>> START

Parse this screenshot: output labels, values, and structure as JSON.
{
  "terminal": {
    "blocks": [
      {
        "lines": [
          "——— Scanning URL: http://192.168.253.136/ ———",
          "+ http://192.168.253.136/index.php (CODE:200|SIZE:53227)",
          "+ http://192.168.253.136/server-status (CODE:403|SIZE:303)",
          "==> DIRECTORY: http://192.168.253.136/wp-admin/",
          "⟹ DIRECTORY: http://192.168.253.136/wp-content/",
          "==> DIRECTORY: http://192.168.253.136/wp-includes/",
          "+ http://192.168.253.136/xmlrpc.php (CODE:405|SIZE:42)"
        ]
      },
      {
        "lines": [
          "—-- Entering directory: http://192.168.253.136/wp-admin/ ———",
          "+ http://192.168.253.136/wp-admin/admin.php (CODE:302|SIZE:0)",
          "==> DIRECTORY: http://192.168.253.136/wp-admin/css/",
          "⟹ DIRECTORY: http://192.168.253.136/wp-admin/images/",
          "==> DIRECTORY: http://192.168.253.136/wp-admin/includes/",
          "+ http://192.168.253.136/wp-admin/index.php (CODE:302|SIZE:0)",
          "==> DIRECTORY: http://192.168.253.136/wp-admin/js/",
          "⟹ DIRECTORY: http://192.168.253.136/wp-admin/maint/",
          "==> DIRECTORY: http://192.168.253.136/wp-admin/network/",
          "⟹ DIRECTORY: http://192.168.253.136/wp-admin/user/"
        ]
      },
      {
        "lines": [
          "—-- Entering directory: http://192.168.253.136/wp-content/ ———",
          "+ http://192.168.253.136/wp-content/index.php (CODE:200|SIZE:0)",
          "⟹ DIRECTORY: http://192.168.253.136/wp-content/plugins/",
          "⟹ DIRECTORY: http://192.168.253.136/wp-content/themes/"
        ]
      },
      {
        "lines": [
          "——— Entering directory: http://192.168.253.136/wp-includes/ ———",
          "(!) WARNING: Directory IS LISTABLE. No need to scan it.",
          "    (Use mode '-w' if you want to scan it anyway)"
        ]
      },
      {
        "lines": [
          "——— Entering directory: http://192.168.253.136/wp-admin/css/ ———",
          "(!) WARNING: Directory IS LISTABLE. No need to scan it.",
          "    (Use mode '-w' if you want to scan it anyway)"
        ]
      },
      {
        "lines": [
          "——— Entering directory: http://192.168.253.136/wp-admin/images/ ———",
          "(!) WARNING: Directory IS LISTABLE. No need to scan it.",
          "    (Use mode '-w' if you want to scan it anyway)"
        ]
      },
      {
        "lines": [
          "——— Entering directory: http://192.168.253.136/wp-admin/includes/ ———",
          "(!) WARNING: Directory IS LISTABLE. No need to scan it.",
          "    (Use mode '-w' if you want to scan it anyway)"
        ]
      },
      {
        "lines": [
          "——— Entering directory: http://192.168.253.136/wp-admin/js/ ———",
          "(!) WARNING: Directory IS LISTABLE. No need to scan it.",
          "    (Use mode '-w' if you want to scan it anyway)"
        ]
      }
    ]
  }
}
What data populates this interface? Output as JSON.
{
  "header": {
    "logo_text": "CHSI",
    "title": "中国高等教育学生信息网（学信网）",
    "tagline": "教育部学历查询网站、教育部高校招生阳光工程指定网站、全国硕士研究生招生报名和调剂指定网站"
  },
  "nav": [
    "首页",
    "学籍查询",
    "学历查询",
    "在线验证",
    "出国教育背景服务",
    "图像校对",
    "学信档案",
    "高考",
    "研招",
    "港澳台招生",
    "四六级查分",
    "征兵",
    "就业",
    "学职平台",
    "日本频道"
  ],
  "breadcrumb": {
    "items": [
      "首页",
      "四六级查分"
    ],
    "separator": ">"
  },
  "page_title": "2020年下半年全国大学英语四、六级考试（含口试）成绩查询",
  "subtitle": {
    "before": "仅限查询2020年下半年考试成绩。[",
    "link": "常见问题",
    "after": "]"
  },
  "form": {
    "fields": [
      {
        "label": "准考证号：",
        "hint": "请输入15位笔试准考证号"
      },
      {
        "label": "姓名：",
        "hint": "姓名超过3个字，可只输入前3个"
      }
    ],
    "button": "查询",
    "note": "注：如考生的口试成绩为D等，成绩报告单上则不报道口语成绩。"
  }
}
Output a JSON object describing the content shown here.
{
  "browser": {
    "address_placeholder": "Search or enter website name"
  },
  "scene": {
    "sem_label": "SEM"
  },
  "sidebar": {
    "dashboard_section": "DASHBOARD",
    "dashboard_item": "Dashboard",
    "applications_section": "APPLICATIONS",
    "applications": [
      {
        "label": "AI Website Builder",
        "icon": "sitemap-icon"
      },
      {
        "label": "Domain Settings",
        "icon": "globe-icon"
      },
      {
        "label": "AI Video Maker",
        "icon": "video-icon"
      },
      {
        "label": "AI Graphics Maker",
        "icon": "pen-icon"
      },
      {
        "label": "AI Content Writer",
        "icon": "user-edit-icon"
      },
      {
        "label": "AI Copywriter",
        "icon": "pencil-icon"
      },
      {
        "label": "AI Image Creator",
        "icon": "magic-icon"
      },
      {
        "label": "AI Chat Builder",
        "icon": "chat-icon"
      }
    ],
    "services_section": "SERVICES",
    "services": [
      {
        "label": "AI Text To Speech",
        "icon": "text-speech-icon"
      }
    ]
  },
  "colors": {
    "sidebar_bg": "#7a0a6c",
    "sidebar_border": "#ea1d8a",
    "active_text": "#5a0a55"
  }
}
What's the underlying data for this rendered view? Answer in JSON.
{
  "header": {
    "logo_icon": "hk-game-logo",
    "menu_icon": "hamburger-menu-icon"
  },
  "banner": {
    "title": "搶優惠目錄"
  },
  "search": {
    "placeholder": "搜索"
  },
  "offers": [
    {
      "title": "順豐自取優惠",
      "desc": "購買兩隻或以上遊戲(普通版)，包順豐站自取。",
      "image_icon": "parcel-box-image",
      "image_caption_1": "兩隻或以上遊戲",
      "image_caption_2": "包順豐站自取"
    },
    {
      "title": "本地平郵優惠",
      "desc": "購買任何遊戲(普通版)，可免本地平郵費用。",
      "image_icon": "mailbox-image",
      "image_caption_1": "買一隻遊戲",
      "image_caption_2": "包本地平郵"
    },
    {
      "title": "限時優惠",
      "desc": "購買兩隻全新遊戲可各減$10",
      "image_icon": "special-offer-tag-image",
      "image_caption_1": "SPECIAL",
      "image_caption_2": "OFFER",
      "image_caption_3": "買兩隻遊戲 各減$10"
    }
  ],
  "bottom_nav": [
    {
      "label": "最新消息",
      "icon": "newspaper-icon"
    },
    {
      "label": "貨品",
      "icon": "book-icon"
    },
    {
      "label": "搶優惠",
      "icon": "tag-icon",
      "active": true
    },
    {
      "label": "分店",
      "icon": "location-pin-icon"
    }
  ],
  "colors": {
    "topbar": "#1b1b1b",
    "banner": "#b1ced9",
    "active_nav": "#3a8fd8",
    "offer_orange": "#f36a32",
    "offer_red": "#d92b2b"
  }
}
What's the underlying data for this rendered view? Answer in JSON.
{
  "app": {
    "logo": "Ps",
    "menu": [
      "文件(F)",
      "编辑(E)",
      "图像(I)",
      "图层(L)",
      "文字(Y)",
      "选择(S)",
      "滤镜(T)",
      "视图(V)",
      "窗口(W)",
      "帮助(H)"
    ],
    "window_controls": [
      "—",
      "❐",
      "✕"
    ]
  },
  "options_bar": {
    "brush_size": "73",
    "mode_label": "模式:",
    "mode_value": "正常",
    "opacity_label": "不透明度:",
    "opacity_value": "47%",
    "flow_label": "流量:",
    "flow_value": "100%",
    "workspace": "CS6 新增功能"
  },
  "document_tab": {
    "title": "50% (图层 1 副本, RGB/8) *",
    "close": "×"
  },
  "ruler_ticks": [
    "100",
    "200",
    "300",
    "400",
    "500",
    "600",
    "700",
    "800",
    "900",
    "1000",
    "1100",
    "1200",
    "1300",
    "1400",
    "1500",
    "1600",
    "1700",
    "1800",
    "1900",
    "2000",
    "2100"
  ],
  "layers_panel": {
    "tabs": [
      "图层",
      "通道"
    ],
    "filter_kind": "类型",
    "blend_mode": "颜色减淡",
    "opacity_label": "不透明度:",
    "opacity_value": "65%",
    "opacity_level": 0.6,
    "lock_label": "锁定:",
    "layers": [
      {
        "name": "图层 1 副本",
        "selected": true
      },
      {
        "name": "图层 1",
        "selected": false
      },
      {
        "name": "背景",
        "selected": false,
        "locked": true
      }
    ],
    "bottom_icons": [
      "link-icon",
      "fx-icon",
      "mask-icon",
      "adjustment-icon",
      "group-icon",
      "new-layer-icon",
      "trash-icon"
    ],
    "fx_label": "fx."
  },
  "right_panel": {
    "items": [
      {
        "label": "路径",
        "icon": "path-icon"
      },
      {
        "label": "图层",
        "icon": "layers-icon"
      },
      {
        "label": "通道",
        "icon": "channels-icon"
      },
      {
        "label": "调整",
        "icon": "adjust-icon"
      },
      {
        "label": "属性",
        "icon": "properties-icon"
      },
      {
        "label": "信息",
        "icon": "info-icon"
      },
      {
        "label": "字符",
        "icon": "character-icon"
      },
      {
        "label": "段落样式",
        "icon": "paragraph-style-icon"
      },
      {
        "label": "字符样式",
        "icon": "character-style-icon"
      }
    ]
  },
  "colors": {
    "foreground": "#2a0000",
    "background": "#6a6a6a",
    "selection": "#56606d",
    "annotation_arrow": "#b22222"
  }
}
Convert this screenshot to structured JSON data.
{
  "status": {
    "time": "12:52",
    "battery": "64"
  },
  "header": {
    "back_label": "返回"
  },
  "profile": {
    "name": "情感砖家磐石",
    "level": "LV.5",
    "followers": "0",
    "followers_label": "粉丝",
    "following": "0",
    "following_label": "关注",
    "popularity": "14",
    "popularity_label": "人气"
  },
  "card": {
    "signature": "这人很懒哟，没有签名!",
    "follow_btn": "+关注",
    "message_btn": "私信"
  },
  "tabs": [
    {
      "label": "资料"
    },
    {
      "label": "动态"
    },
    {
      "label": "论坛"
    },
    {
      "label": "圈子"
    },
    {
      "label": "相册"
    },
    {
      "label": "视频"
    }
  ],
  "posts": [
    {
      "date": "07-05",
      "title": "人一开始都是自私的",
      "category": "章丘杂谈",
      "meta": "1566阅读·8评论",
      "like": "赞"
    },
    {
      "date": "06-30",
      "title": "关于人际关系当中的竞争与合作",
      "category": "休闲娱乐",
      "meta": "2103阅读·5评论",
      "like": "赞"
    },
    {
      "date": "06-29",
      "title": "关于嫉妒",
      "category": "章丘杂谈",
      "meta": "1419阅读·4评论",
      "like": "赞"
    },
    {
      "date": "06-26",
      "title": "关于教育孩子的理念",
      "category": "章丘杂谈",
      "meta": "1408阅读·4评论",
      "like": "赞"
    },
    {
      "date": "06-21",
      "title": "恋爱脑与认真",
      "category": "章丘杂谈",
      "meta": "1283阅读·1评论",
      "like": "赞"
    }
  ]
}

>> END

- EXERCISE DETAILS -
Show the lines of the material that contain the word "JSON".

- SOLVED PROBLEM -
Parse this screenshot: output labels, values, and structure as JSON.
What data populates this interface? Output as JSON.
Output a JSON object describing the content shown here.
What's the underlying data for this rendered view? Answer in JSON.
What's the underlying data for this rendered view? Answer in JSON.
Convert this screenshot to structured JSON data.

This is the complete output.